◆ Passage provided:
****************************************
- Born: Genzo Kurita November 3, 1926 Ogachi District, Akita, Empire of Japan
- Died: October 14, 1959 (aged 32) Miyagi Prison, Sendai, Japan
- Criminal status: Executed by hanging
- Conviction: Murder (8 counts)
- Criminal penalty: Death

Details
- Victims: 8
- Span of crimes: February 1948 – January 13, 1952
- Country: Japan
- States: Chiba, Tochigi, Shizuoka
- Date apprehended: January 16, 1952

= Genzo Kurita =

Japanese serial killer

Genzo Kurita (栗田 源蔵, Kurita Genzō) was a Japanese serial killer who murdered eight people.

== Murders ==
Kurita murdered two girlfriends in February 1948. On August 8, 1951, he raped and murdered a 24-year-old woman beside her baby. He then had sex with her corpse.

On October 11, 1951, he raped and murdered a 29-year-old woman. He threw her three children from a cliff called Osen Korogashi. One survived.

Kurita killed a 63-year-old woman and her 24-year-old niece on January 13, 1952. Afterward, he had sex with the niece's dead body. At the crime scene, the police found his fingerprints.
****************************************
◆ Given information:
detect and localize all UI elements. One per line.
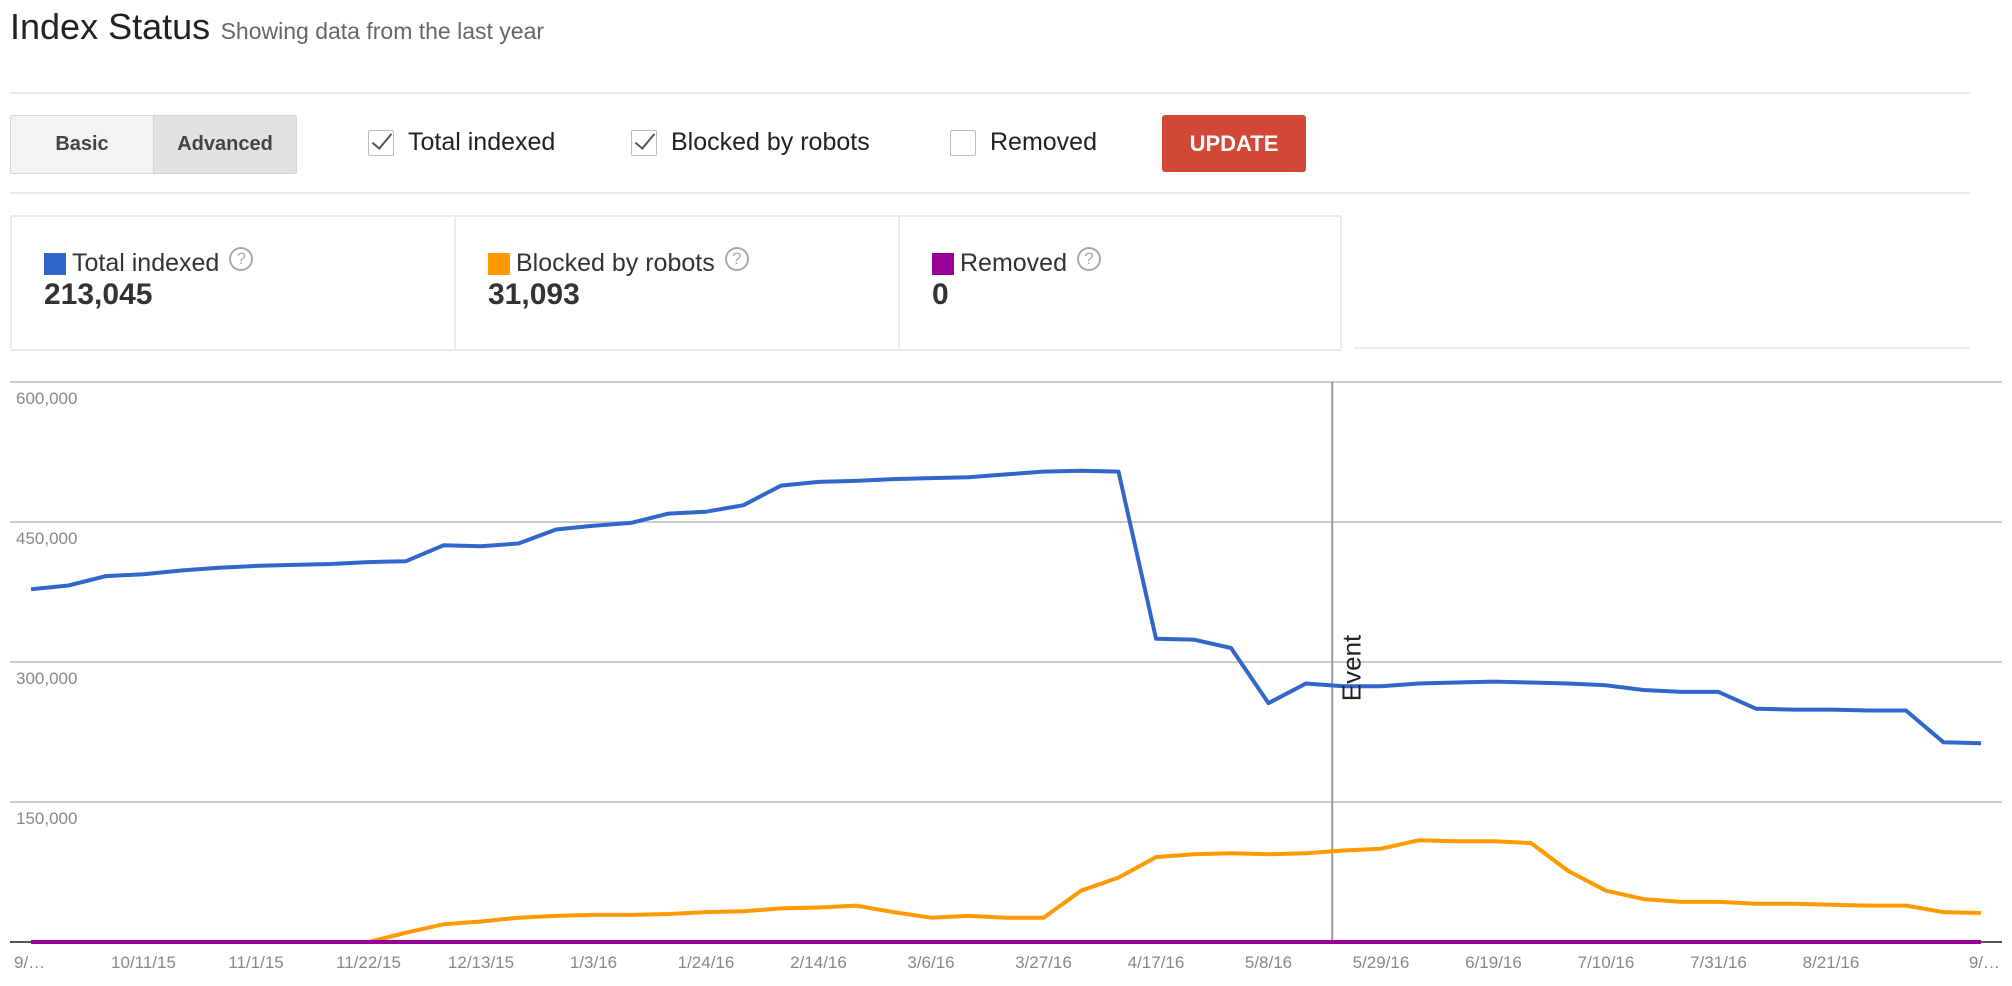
****************************************
◆ Challenge 1:
From the Genzo Kurita article, can you return the stretch from "Genzo Kurita (栗田" through "with her corpse.", copied word for word?
◆ Challenge 2:
Answer these questions from the Genzo Kurita article:
(a) In which prison did Kurita die?
(b) On what date was he apprehended?
(c) What did the police find at the scene of the January 13, 1952 killings?

◆ Full answer 1:
Genzo Kurita (栗田 源蔵, Kurita Genzō) was a Japanese serial killer who murdered eight people.

== Murders ==
Kurita murdered two girlfriends in February 1948. On August 8, 1951, he raped and murdered a 24-year-old woman beside her baby. He then had sex with her corpse.

◆ Full answer 2:
(a) Miyagi Prison, Sendai, Japan
(b) January 16, 1952
(c) His fingerprints